**Saved data entries:**
☆ ☆ ☆ ☆ ☆ ☆ ☆

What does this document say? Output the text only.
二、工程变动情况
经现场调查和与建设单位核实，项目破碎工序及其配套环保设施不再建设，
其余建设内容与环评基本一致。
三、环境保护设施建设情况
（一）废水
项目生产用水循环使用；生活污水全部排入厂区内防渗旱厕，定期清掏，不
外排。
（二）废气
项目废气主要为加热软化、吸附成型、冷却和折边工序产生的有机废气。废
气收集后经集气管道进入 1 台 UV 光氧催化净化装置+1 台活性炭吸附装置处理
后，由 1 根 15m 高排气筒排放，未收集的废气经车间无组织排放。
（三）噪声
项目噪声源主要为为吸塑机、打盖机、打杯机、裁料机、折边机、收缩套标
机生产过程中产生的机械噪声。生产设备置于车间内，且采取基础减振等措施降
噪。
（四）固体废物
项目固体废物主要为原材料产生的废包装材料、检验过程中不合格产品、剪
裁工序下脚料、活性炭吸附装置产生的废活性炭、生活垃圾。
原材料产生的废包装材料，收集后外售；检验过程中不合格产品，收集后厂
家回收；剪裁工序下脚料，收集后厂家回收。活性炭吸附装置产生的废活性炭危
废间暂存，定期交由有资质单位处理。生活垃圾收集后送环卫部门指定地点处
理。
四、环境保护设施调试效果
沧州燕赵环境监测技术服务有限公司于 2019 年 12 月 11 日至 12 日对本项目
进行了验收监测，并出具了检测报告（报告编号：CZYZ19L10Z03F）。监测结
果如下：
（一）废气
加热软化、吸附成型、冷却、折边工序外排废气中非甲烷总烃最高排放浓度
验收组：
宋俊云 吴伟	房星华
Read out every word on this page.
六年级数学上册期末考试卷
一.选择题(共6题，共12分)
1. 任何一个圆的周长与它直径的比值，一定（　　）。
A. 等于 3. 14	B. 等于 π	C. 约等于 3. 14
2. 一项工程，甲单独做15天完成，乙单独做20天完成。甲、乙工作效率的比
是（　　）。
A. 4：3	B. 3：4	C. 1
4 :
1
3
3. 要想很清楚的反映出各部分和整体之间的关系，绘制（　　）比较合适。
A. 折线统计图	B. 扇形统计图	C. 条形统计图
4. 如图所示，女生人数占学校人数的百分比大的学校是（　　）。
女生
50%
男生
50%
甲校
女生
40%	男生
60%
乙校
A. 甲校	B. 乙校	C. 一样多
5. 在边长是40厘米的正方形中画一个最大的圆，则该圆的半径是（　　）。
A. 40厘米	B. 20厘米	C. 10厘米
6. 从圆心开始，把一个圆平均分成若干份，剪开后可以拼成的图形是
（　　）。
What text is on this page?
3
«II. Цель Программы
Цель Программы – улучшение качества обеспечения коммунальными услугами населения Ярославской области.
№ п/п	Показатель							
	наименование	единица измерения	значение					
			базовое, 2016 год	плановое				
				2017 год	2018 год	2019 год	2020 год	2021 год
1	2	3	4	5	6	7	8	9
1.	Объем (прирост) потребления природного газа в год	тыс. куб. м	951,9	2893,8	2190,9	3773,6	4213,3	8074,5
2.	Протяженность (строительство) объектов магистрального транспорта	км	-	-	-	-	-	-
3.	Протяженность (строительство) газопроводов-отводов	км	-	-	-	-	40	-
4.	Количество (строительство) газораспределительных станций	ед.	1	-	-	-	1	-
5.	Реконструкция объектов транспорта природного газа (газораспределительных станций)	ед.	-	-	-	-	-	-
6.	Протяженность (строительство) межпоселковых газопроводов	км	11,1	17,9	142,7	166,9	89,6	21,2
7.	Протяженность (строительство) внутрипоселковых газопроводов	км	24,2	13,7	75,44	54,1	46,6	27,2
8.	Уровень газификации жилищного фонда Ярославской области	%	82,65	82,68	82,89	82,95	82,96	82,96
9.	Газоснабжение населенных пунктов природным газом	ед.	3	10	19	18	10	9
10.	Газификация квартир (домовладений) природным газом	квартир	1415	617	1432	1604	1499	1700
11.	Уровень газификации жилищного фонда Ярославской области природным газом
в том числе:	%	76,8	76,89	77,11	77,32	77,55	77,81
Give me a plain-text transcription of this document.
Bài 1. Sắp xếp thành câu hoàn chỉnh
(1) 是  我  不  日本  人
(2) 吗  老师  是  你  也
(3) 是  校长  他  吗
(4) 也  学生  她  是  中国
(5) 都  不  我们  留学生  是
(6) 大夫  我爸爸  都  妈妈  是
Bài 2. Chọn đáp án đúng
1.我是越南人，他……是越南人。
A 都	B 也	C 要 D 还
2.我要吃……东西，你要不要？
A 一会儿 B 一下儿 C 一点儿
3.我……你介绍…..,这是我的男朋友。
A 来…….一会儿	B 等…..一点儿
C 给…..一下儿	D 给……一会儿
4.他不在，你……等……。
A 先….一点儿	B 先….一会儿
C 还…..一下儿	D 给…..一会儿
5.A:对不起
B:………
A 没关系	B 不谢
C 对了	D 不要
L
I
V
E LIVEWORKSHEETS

☆ ☆ ☆ ☆ ☆ ☆ ☆

**YOUR OBJECTIVE:**
Answer with one number only: how many lines above contain the word "транспорта".

**SOLUTION FOR THIS PROBLEM:**
2